[BEGIN]

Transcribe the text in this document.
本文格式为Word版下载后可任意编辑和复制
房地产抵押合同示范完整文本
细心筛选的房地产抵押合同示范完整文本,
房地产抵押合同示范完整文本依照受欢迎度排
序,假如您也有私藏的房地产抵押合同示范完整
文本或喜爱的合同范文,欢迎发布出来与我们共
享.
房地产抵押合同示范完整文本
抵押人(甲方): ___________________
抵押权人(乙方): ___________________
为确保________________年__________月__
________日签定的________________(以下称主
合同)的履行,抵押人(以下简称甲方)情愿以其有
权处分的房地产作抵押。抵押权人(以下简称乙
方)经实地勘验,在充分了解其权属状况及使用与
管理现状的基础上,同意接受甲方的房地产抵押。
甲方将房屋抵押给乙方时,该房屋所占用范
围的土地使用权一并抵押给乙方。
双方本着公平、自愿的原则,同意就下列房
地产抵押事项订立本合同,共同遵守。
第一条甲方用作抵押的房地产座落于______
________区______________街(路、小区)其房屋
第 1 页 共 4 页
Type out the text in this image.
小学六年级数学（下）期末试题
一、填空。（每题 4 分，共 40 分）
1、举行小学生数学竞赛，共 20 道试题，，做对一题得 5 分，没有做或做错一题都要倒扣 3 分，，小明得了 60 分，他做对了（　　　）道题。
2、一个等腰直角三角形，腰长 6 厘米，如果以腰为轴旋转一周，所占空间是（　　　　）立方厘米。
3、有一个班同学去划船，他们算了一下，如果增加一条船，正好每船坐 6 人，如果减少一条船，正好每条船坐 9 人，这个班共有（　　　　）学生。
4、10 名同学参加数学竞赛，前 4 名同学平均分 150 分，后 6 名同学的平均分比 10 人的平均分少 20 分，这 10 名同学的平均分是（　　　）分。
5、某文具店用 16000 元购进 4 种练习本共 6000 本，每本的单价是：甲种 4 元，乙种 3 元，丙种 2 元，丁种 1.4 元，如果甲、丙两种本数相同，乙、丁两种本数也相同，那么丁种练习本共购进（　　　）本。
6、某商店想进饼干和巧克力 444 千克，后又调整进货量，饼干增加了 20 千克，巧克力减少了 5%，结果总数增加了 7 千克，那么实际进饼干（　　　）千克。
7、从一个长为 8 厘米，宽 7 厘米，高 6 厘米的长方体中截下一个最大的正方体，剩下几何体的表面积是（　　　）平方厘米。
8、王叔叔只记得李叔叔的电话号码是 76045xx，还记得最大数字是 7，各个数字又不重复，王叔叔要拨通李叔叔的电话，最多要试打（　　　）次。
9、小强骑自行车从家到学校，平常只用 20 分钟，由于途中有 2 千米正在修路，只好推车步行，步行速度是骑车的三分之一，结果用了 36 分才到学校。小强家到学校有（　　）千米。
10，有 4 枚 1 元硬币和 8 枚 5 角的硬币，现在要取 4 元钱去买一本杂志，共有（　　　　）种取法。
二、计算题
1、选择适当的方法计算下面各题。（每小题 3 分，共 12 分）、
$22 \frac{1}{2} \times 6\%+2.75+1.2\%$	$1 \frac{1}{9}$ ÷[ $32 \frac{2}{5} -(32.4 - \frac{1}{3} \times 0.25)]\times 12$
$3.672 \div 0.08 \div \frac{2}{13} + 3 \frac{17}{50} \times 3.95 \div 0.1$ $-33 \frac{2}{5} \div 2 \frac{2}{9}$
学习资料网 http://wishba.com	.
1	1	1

[END]

◆ **Goal**:
Copy every line of the listing that includes the string "text".

◆ **The solution**:
Transcribe the text in this document.
Type out the text in this image.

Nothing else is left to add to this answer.